▶ _INSTRUCTION_: Every entry below should be printed exactly, without its images.

________________________

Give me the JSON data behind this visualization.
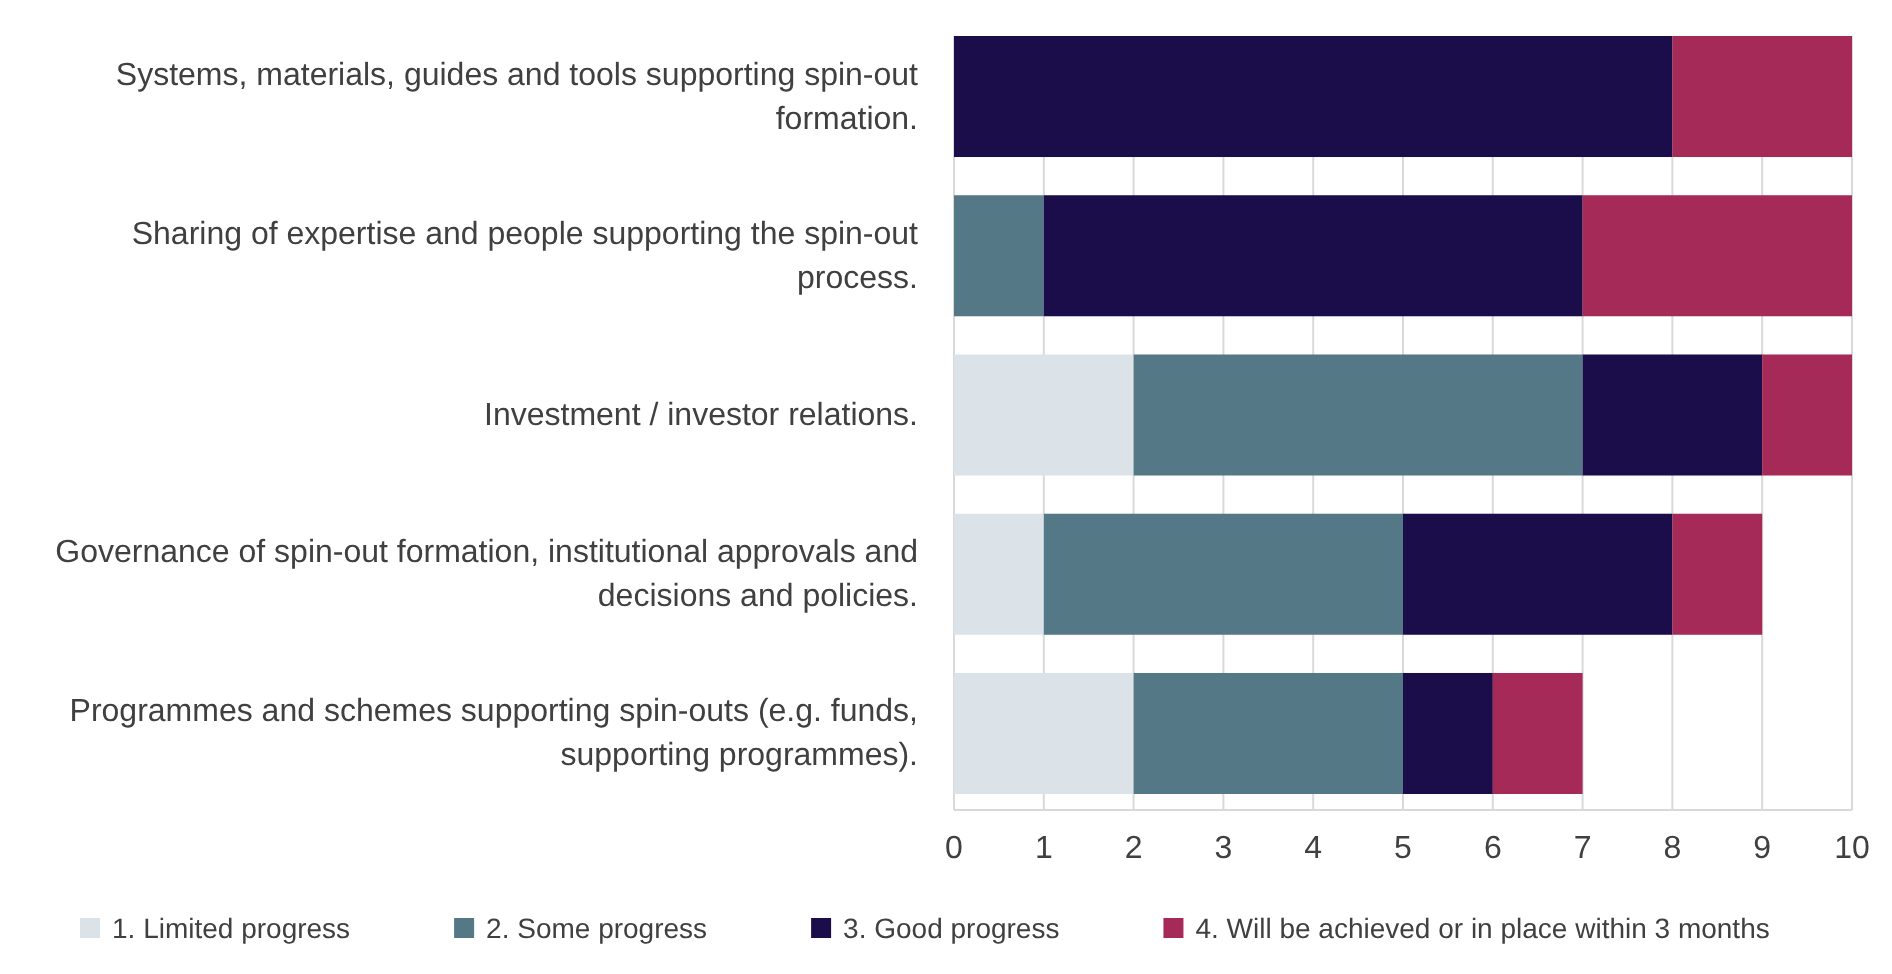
{
  "chart_data": {
    "type": "bar",
    "orientation": "horizontal",
    "stacked": true,
    "categories": [
      "Systems, materials, guides and tools supporting spin-out formation.",
      "Sharing of expertise and people supporting the spin-out process.",
      "Investment / investor relations.",
      "Governance of spin-out formation, institutional approvals and decisions and policies.",
      "Programmes and schemes supporting spin-outs (e.g. funds, supporting programmes)."
    ],
    "series": [
      {
        "name": "1. Limited progress",
        "color": "#dce3e8",
        "values": [
          0,
          0,
          2,
          1,
          2
        ]
      },
      {
        "name": "2. Some progress",
        "color": "#557887",
        "values": [
          0,
          1,
          5,
          4,
          3
        ]
      },
      {
        "name": "3. Good progress",
        "color": "#1a0d4a",
        "values": [
          8,
          6,
          2,
          3,
          1
        ]
      },
      {
        "name": "4. Will be achieved or in place within 3 months",
        "color": "#a52a57",
        "values": [
          2,
          3,
          1,
          1,
          1
        ]
      }
    ],
    "xlim": [
      0,
      10
    ],
    "xticks": [
      0,
      1,
      2,
      3,
      4,
      5,
      6,
      7,
      8,
      9,
      10
    ],
    "grid": "x",
    "legend": "bottom"
  }
}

________________________

▶ _OUTPUT BELOW_:
Give me the JSON data behind this visualization.
{
  "chart_data": {
    "type": "bar",
    "orientation": "horizontal",
    "stacked": true,
    "categories": [
      "Systems, materials, guides and tools supporting spin-out formation.",
      "Sharing of expertise and people supporting the spin-out process.",
      "Investment / investor relations.",
      "Governance of spin-out formation, institutional approvals and decisions and policies.",
      "Programmes and schemes supporting spin-outs (e.g. funds, supporting programmes)."
    ],
    "series": [
      {
        "name": "1. Limited progress",
        "color": "#dce3e8",
        "values": [
          0,
          0,
          2,
          1,
          2
        ]
      },
      {
        "name": "2. Some progress",
        "color": "#557887",
        "values": [
          0,
          1,
          5,
          4,
          3
        ]
      },
      {
        "name": "3. Good progress",
        "color": "#1a0d4a",
        "values": [
          8,
          6,
          2,
          3,
          1
        ]
      },
      {
        "name": "4. Will be achieved or in place within 3 months",
        "color": "#a52a57",
        "values": [
          2,
          3,
          1,
          1,
          1
        ]
      }
    ],
    "xlim": [
      0,
      10
    ],
    "xticks": [
      0,
      1,
      2,
      3,
      4,
      5,
      6,
      7,
      8,
      9,
      10
    ],
    "grid": "x",
    "legend": "bottom"
  }
}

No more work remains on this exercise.